• EXERCISE
Copy, in full, each line of the material that holds the word "Port".

• EXCERPTED RECORDS
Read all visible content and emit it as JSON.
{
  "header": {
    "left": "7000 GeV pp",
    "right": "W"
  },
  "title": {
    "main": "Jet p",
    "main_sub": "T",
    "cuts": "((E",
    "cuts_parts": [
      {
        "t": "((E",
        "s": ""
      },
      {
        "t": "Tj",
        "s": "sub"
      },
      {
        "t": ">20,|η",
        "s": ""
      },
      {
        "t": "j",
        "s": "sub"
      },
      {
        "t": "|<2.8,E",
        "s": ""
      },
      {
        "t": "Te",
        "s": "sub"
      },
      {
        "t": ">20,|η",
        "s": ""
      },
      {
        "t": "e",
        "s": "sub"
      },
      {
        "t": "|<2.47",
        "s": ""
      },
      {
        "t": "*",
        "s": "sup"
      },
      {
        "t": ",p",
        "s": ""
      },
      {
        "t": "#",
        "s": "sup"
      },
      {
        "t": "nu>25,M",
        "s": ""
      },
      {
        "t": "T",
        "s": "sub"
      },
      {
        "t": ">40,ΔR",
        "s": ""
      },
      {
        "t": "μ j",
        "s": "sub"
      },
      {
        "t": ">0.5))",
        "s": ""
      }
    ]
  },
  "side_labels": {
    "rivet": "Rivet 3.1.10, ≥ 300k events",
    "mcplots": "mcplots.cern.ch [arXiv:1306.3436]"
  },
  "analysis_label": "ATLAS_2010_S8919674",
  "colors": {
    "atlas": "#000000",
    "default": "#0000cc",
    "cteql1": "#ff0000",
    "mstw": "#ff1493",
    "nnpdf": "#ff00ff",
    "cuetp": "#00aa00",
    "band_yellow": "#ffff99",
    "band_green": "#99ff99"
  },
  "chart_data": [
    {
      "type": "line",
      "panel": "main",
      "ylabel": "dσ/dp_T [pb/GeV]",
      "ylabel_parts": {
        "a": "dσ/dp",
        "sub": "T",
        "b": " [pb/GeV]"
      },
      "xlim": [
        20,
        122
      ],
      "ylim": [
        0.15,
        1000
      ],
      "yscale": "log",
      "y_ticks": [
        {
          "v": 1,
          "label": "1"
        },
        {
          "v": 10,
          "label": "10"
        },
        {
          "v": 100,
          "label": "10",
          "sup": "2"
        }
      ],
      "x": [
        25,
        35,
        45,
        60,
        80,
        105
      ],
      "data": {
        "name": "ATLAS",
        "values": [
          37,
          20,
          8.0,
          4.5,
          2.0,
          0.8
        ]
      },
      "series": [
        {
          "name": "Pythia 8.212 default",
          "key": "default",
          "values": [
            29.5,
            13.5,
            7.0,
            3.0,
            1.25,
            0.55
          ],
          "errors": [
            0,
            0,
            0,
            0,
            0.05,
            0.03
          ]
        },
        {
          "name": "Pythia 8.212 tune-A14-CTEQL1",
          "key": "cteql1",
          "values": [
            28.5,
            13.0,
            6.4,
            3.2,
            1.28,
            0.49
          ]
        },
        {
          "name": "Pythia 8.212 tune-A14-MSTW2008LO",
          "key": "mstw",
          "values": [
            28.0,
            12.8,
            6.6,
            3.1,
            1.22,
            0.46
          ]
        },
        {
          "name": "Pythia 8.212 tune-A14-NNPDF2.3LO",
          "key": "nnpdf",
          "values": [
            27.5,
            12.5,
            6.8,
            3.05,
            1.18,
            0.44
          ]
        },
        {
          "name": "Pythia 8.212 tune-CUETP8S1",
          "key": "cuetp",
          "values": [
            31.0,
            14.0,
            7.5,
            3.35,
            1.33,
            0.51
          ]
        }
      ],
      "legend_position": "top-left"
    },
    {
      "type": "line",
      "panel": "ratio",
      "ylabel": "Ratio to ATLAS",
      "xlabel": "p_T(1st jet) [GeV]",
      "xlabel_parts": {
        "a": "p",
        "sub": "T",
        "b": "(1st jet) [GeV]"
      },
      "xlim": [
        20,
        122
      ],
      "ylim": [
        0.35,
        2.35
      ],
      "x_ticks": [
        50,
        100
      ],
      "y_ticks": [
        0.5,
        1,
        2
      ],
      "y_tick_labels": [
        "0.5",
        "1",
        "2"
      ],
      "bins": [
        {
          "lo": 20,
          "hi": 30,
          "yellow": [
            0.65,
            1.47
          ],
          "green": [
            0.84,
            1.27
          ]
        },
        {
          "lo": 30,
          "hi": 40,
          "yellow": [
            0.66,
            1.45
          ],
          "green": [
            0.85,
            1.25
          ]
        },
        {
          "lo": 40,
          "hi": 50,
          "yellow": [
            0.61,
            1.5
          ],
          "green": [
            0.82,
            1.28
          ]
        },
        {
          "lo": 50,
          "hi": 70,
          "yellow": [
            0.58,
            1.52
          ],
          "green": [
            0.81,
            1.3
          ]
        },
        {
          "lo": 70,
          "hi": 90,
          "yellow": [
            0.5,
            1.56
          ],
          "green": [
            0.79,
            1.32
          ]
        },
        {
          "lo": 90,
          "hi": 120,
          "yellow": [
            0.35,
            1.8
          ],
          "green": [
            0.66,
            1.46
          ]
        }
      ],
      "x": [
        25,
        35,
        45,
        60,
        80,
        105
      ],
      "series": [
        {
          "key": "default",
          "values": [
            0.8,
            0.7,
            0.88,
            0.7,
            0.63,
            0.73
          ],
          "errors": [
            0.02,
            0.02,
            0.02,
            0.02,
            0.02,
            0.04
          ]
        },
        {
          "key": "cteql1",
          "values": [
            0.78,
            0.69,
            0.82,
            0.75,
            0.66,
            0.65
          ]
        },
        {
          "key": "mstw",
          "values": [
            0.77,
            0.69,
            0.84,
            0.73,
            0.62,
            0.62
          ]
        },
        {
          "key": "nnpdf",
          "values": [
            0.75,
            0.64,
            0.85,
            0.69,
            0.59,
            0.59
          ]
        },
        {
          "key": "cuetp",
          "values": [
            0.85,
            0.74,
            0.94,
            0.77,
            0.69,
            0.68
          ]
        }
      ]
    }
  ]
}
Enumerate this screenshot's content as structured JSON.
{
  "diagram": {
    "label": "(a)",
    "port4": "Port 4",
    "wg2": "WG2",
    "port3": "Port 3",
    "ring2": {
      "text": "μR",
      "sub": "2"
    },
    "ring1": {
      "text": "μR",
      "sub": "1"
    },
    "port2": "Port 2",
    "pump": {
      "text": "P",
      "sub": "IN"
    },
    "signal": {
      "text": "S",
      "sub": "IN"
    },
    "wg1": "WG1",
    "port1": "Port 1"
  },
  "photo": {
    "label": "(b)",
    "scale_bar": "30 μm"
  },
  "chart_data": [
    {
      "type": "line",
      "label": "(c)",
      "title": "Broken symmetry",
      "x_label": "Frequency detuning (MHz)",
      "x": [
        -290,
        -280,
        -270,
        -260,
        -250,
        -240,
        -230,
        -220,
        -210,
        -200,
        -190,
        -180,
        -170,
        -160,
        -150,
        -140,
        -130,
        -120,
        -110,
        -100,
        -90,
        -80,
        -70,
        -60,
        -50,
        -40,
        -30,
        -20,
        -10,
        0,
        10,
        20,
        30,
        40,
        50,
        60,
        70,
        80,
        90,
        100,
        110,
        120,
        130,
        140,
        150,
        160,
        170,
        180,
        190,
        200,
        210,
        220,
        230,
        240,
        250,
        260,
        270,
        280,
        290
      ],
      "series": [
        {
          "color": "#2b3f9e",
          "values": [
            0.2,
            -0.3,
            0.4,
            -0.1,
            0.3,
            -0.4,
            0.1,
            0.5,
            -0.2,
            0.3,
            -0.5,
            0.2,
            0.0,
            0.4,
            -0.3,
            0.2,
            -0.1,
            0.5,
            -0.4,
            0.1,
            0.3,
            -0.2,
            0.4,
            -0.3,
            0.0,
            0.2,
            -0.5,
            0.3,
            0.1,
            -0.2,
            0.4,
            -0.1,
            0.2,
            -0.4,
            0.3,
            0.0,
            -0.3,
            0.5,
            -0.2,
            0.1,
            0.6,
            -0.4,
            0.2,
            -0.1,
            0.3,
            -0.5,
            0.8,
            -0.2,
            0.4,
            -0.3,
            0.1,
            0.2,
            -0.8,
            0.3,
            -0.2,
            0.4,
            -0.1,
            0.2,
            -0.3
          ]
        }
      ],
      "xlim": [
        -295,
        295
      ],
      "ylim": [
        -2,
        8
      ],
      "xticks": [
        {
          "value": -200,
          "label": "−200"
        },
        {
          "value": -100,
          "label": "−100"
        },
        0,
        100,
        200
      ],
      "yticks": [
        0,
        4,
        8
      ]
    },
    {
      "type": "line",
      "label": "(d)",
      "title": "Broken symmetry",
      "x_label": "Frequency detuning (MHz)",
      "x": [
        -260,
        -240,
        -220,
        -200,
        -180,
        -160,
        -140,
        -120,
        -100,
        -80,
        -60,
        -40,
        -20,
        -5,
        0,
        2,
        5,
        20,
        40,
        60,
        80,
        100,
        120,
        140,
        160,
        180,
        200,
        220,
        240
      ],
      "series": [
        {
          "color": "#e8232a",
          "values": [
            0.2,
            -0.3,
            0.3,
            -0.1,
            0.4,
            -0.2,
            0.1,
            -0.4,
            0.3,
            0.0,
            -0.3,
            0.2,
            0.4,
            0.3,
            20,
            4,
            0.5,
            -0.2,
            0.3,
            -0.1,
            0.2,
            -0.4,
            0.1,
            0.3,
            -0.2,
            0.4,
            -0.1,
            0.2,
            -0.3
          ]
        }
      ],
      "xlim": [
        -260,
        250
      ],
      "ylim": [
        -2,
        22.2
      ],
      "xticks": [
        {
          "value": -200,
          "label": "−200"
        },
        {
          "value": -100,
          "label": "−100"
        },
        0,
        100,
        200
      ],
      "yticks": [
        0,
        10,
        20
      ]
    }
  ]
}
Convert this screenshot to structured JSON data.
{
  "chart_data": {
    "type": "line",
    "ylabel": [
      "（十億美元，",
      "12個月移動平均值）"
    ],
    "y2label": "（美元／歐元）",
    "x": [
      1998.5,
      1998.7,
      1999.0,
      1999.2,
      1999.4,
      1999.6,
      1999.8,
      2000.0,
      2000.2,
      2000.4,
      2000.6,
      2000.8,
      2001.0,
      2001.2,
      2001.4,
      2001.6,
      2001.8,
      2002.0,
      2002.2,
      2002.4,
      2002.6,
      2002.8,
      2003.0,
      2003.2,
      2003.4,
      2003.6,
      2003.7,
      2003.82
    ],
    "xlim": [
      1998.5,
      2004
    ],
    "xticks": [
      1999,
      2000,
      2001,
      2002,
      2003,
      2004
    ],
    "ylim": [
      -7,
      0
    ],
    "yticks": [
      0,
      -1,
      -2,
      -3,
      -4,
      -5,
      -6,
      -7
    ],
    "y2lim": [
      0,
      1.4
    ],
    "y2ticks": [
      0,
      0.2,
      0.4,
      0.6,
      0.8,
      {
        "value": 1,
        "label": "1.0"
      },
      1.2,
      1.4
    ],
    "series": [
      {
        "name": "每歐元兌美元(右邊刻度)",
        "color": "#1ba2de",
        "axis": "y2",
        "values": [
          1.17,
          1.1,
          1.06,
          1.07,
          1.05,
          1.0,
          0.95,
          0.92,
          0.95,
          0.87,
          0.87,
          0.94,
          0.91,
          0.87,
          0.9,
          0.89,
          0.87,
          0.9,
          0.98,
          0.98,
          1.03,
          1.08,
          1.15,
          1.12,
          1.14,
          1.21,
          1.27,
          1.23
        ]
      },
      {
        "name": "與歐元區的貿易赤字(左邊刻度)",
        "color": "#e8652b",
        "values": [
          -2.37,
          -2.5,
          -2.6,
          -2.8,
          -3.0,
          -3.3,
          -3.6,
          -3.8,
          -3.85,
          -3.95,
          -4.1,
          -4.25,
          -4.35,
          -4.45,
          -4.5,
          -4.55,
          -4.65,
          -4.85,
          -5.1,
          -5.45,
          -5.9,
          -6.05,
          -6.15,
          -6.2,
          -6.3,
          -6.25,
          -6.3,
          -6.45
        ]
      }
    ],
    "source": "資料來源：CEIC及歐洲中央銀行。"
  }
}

• CORRECT RESULT
    "port4": "Port 4",
    "port3": "Port 3",
    "port2": "Port 2",
    "port1": "Port 1"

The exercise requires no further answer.